───── SOURCE RECORDS ─────

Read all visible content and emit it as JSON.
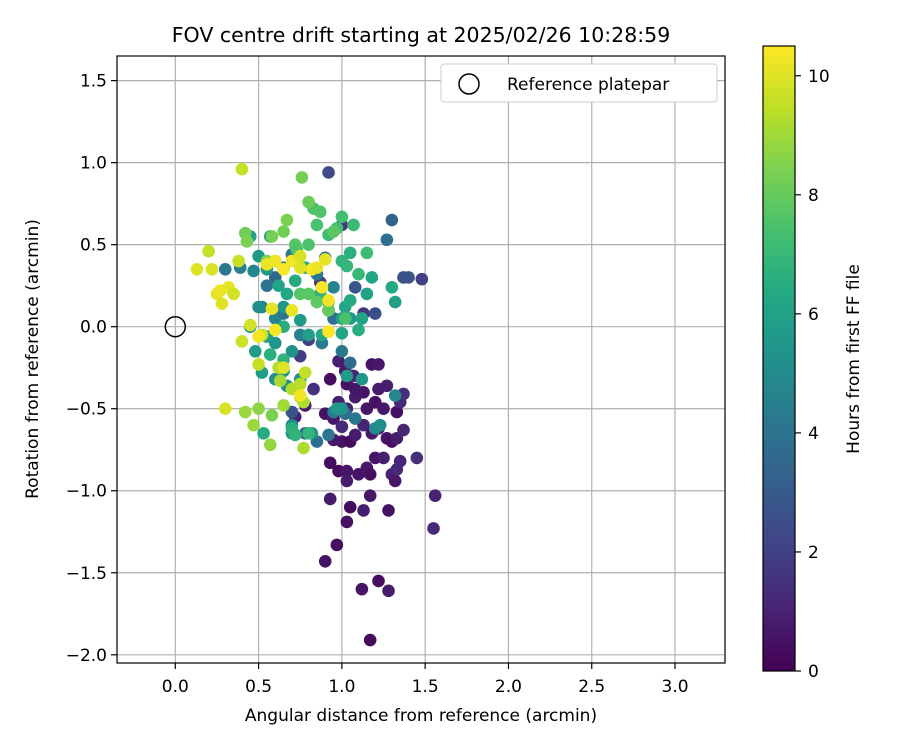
{
  "chart_data": {
    "type": "scatter",
    "title": "FOV centre drift starting at 2025/02/26 10:28:59",
    "xlabel": "Angular distance from reference (arcmin)",
    "ylabel": "Rotation from reference (arcmin)",
    "xlim": [
      -0.35,
      3.3
    ],
    "ylim": [
      -2.05,
      1.65
    ],
    "xticks": [
      0.0,
      0.5,
      1.0,
      1.5,
      2.0,
      2.5,
      3.0
    ],
    "xtick_labels": [
      "0.0",
      "0.5",
      "1.0",
      "1.5",
      "2.0",
      "2.5",
      "3.0"
    ],
    "yticks": [
      -2.0,
      -1.5,
      -1.0,
      -0.5,
      0.0,
      0.5,
      1.0,
      1.5
    ],
    "ytick_labels": [
      "−2.0",
      "−1.5",
      "−1.0",
      "−0.5",
      "0.0",
      "0.5",
      "1.0",
      "1.5"
    ],
    "grid": true,
    "legend": {
      "position": "top-right",
      "entries": [
        {
          "label": "Reference platepar",
          "marker": "open-circle"
        }
      ]
    },
    "reference_point": {
      "x": 0.0,
      "y": 0.0
    },
    "colorbar": {
      "label": "Hours from first FF file",
      "colormap": "viridis",
      "range": [
        0,
        10.5
      ],
      "ticks": [
        0,
        2,
        4,
        6,
        8,
        10
      ],
      "tick_labels": [
        "0",
        "2",
        "4",
        "6",
        "8",
        "10"
      ]
    },
    "points": [
      [
        1.17,
        -1.91,
        0.3
      ],
      [
        0.9,
        -1.43,
        0.5
      ],
      [
        0.97,
        -1.33,
        0.4
      ],
      [
        1.12,
        -1.6,
        0.6
      ],
      [
        1.22,
        -1.55,
        0.4
      ],
      [
        1.28,
        -1.61,
        0.8
      ],
      [
        0.93,
        -1.05,
        0.8
      ],
      [
        1.03,
        -1.19,
        0.5
      ],
      [
        1.05,
        -1.1,
        0.3
      ],
      [
        1.13,
        -1.12,
        0.9
      ],
      [
        1.17,
        -1.03,
        0.7
      ],
      [
        1.28,
        -1.12,
        0.5
      ],
      [
        1.55,
        -1.23,
        1.2
      ],
      [
        1.56,
        -1.03,
        1.0
      ],
      [
        0.93,
        -0.83,
        0.4
      ],
      [
        0.98,
        -0.88,
        0.3
      ],
      [
        1.03,
        -0.88,
        0.6
      ],
      [
        1.03,
        -0.94,
        0.8
      ],
      [
        1.1,
        -0.9,
        0.5
      ],
      [
        1.15,
        -0.86,
        0.7
      ],
      [
        1.17,
        -0.9,
        0.4
      ],
      [
        1.2,
        -0.8,
        0.6
      ],
      [
        1.25,
        -0.8,
        0.9
      ],
      [
        1.3,
        -0.9,
        1.0
      ],
      [
        1.32,
        -0.94,
        0.7
      ],
      [
        1.33,
        -0.87,
        1.2
      ],
      [
        1.35,
        -0.82,
        1.1
      ],
      [
        1.45,
        -0.8,
        1.4
      ],
      [
        1.0,
        -0.7,
        0.5
      ],
      [
        1.05,
        -0.7,
        0.3
      ],
      [
        1.08,
        -0.66,
        0.8
      ],
      [
        1.13,
        -0.6,
        1.0
      ],
      [
        1.18,
        -0.65,
        0.7
      ],
      [
        1.22,
        -0.62,
        0.9
      ],
      [
        1.27,
        -0.68,
        0.6
      ],
      [
        1.3,
        -0.7,
        0.4
      ],
      [
        1.33,
        -0.68,
        0.8
      ],
      [
        1.37,
        -0.63,
        1.1
      ],
      [
        0.9,
        -0.53,
        0.5
      ],
      [
        0.95,
        -0.56,
        0.7
      ],
      [
        0.98,
        -0.46,
        0.9
      ],
      [
        1.03,
        -0.5,
        1.0
      ],
      [
        1.08,
        -0.43,
        0.8
      ],
      [
        1.15,
        -0.5,
        0.6
      ],
      [
        1.2,
        -0.46,
        0.5
      ],
      [
        1.25,
        -0.5,
        0.7
      ],
      [
        1.33,
        -0.52,
        0.4
      ],
      [
        1.35,
        -0.46,
        1.2
      ],
      [
        1.37,
        -0.41,
        1.4
      ],
      [
        1.27,
        -0.36,
        0.9
      ],
      [
        1.03,
        -0.35,
        0.5
      ],
      [
        1.08,
        -0.38,
        0.7
      ],
      [
        1.13,
        -0.4,
        0.6
      ],
      [
        1.22,
        -0.38,
        0.8
      ],
      [
        0.93,
        -0.32,
        0.4
      ],
      [
        0.98,
        -0.21,
        0.9
      ],
      [
        1.02,
        -0.27,
        0.8
      ],
      [
        1.07,
        -0.3,
        1.1
      ],
      [
        1.18,
        -0.23,
        0.6
      ],
      [
        1.22,
        -0.23,
        0.7
      ],
      [
        0.83,
        -0.38,
        1.5
      ],
      [
        0.72,
        -0.55,
        1.0
      ],
      [
        0.78,
        -0.48,
        0.7
      ],
      [
        0.95,
        -0.69,
        0.7
      ],
      [
        1.0,
        -0.61,
        1.3
      ],
      [
        0.92,
        0.94,
        2.4
      ],
      [
        1.0,
        0.62,
        1.7
      ],
      [
        0.87,
        0.27,
        1.9
      ],
      [
        0.92,
        0.1,
        2.2
      ],
      [
        1.08,
        0.24,
        2.8
      ],
      [
        1.13,
        0.08,
        1.6
      ],
      [
        1.2,
        0.08,
        2.5
      ],
      [
        0.8,
        -0.08,
        2.0
      ],
      [
        0.75,
        -0.18,
        1.9
      ],
      [
        0.7,
        -0.52,
        2.7
      ],
      [
        1.48,
        0.29,
        2.0
      ],
      [
        1.4,
        0.3,
        2.8
      ],
      [
        1.3,
        0.65,
        3.3
      ],
      [
        1.27,
        0.53,
        3.8
      ],
      [
        1.37,
        0.3,
        2.6
      ],
      [
        0.6,
        0.3,
        3.5
      ],
      [
        0.65,
        0.36,
        3.9
      ],
      [
        0.7,
        0.44,
        4.3
      ],
      [
        0.85,
        0.32,
        4.2
      ],
      [
        0.9,
        0.42,
        3.9
      ],
      [
        0.95,
        0.24,
        4.6
      ],
      [
        0.55,
        0.25,
        4.0
      ],
      [
        0.52,
        0.12,
        4.5
      ],
      [
        0.6,
        0.05,
        4.8
      ],
      [
        0.65,
        0.08,
        4.1
      ],
      [
        0.75,
        -0.05,
        4.6
      ],
      [
        0.88,
        -0.1,
        4.4
      ],
      [
        0.95,
        0.05,
        3.8
      ],
      [
        1.0,
        -0.15,
        4.2
      ],
      [
        1.05,
        -0.22,
        3.7
      ],
      [
        1.02,
        -0.53,
        3.7
      ],
      [
        0.78,
        -0.65,
        3.6
      ],
      [
        0.85,
        -0.7,
        3.8
      ],
      [
        0.92,
        -0.66,
        4.1
      ],
      [
        0.95,
        -0.52,
        4.3
      ],
      [
        1.08,
        -0.56,
        4.2
      ],
      [
        0.3,
        0.35,
        4.2
      ],
      [
        0.39,
        0.36,
        4.5
      ],
      [
        0.47,
        0.34,
        4.8
      ],
      [
        1.2,
        -0.62,
        5.0
      ],
      [
        1.23,
        -0.6,
        5.2
      ],
      [
        1.32,
        -0.42,
        4.8
      ],
      [
        0.6,
        -0.32,
        5.2
      ],
      [
        0.65,
        -0.27,
        5.5
      ],
      [
        0.75,
        -0.32,
        5.3
      ],
      [
        0.67,
        -0.36,
        5.1
      ],
      [
        0.82,
        -0.65,
        5.4
      ],
      [
        0.7,
        -0.6,
        5.0
      ],
      [
        0.7,
        -0.65,
        5.7
      ],
      [
        1.12,
        -0.32,
        5.4
      ],
      [
        1.03,
        -0.3,
        5.8
      ],
      [
        1.0,
        -0.5,
        5.4
      ],
      [
        0.97,
        -0.5,
        5.6
      ],
      [
        0.45,
        0.0,
        5.1
      ],
      [
        0.5,
        0.12,
        5.2
      ],
      [
        0.6,
        -0.1,
        5.4
      ],
      [
        0.65,
        0.12,
        5.5
      ],
      [
        0.7,
        -0.15,
        5.3
      ],
      [
        0.75,
        0.04,
        5.6
      ],
      [
        0.8,
        -0.05,
        5.8
      ],
      [
        0.88,
        -0.05,
        6.3
      ],
      [
        1.0,
        -0.04,
        6.1
      ],
      [
        1.05,
        0.05,
        5.5
      ],
      [
        1.1,
        -0.02,
        6.5
      ],
      [
        1.12,
        0.05,
        6.1
      ],
      [
        1.0,
        0.05,
        5.9
      ],
      [
        1.02,
        0.12,
        6.2
      ],
      [
        1.05,
        0.16,
        6.4
      ],
      [
        1.15,
        0.2,
        6.0
      ],
      [
        1.18,
        0.3,
        6.2
      ],
      [
        1.3,
        0.24,
        6.3
      ],
      [
        1.32,
        0.15,
        5.9
      ],
      [
        0.55,
        0.35,
        5.6
      ],
      [
        0.6,
        0.4,
        5.7
      ],
      [
        0.57,
        0.55,
        5.8
      ],
      [
        0.5,
        0.43,
        5.6
      ],
      [
        0.45,
        0.55,
        6.0
      ],
      [
        0.52,
        -0.28,
        5.8
      ],
      [
        0.48,
        -0.15,
        5.9
      ],
      [
        0.55,
        -0.06,
        5.9
      ],
      [
        0.62,
        0.25,
        6.1
      ],
      [
        0.67,
        0.2,
        6.3
      ],
      [
        0.72,
        0.28,
        6.4
      ],
      [
        0.78,
        0.36,
        6.5
      ],
      [
        0.87,
        0.2,
        6.7
      ],
      [
        0.92,
        0.15,
        6.8
      ],
      [
        0.65,
        0.0,
        6.5
      ],
      [
        0.57,
        -0.17,
        6.6
      ],
      [
        0.65,
        -0.2,
        6.8
      ],
      [
        0.53,
        -0.65,
        6.4
      ],
      [
        0.7,
        -0.62,
        6.6
      ],
      [
        0.72,
        -0.66,
        6.8
      ],
      [
        0.8,
        -0.65,
        6.9
      ],
      [
        1.05,
        0.45,
        6.6
      ],
      [
        1.0,
        0.4,
        6.8
      ],
      [
        1.03,
        0.37,
        6.9
      ],
      [
        1.1,
        0.32,
        7.0
      ],
      [
        1.15,
        0.45,
        7.2
      ],
      [
        1.07,
        0.62,
        7.1
      ],
      [
        1.0,
        0.67,
        7.3
      ],
      [
        0.97,
        0.6,
        7.3
      ],
      [
        0.92,
        0.56,
        7.2
      ],
      [
        0.85,
        0.62,
        7.4
      ],
      [
        0.83,
        0.72,
        7.5
      ],
      [
        0.87,
        0.7,
        7.6
      ],
      [
        0.95,
        0.58,
        7.8
      ],
      [
        0.72,
        0.5,
        7.7
      ],
      [
        0.73,
        0.47,
        7.6
      ],
      [
        0.8,
        0.5,
        7.5
      ],
      [
        0.75,
        0.2,
        7.7
      ],
      [
        0.8,
        0.2,
        7.8
      ],
      [
        0.85,
        0.15,
        7.9
      ],
      [
        0.92,
        0.1,
        8.0
      ],
      [
        1.02,
        0.05,
        7.4
      ],
      [
        0.8,
        0.76,
        8.1
      ],
      [
        0.76,
        0.91,
        8.3
      ],
      [
        0.65,
        0.58,
        8.2
      ],
      [
        0.67,
        0.65,
        8.4
      ],
      [
        0.58,
        0.55,
        8.3
      ],
      [
        0.55,
        0.4,
        8.5
      ],
      [
        0.42,
        0.57,
        8.2
      ],
      [
        0.43,
        0.52,
        8.4
      ],
      [
        0.58,
        -0.54,
        8.4
      ],
      [
        0.5,
        -0.5,
        8.7
      ],
      [
        0.47,
        -0.6,
        8.9
      ],
      [
        0.57,
        -0.72,
        8.8
      ],
      [
        0.42,
        -0.52,
        8.9
      ],
      [
        0.65,
        -0.48,
        9.0
      ],
      [
        0.75,
        -0.43,
        9.1
      ],
      [
        0.77,
        -0.46,
        9.2
      ],
      [
        0.77,
        -0.74,
        9.2
      ],
      [
        0.62,
        -0.25,
        9.3
      ],
      [
        0.63,
        -0.33,
        9.1
      ],
      [
        0.7,
        -0.38,
        9.3
      ],
      [
        0.75,
        -0.35,
        9.4
      ],
      [
        0.78,
        -0.28,
        9.5
      ],
      [
        0.4,
        0.96,
        9.6
      ],
      [
        0.2,
        0.46,
        9.6
      ],
      [
        0.22,
        0.35,
        9.9
      ],
      [
        0.13,
        0.35,
        10.0
      ],
      [
        0.25,
        0.2,
        10.1
      ],
      [
        0.27,
        0.22,
        10.2
      ],
      [
        0.28,
        0.14,
        10.0
      ],
      [
        0.32,
        0.24,
        10.1
      ],
      [
        0.35,
        0.2,
        9.8
      ],
      [
        0.4,
        -0.09,
        9.7
      ],
      [
        0.3,
        -0.5,
        9.9
      ],
      [
        0.5,
        -0.23,
        9.6
      ],
      [
        0.52,
        -0.05,
        9.7
      ],
      [
        0.45,
        0.01,
        9.8
      ],
      [
        0.58,
        0.11,
        10.1
      ],
      [
        0.6,
        0.4,
        10.3
      ],
      [
        0.55,
        0.38,
        10.2
      ],
      [
        0.65,
        0.35,
        10.4
      ],
      [
        0.7,
        0.4,
        10.3
      ],
      [
        0.75,
        0.36,
        10.0
      ],
      [
        0.75,
        0.43,
        9.9
      ],
      [
        0.82,
        0.35,
        10.4
      ],
      [
        0.85,
        0.36,
        10.2
      ],
      [
        0.9,
        0.41,
        10.1
      ],
      [
        0.88,
        0.24,
        10.4
      ],
      [
        0.92,
        0.16,
        10.3
      ],
      [
        0.92,
        -0.03,
        10.5
      ],
      [
        0.75,
        -0.42,
        10.3
      ],
      [
        0.65,
        -0.25,
        10.0
      ],
      [
        0.7,
        0.1,
        10.2
      ],
      [
        0.6,
        -0.02,
        10.4
      ],
      [
        0.5,
        -0.06,
        10.3
      ],
      [
        0.38,
        0.4,
        9.6
      ]
    ]
  }
}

─────

## EXERCISE AIM
The string "from" may appear in lines of the listing above; tally those lines and give the number only.

## TASK RESPONSE
3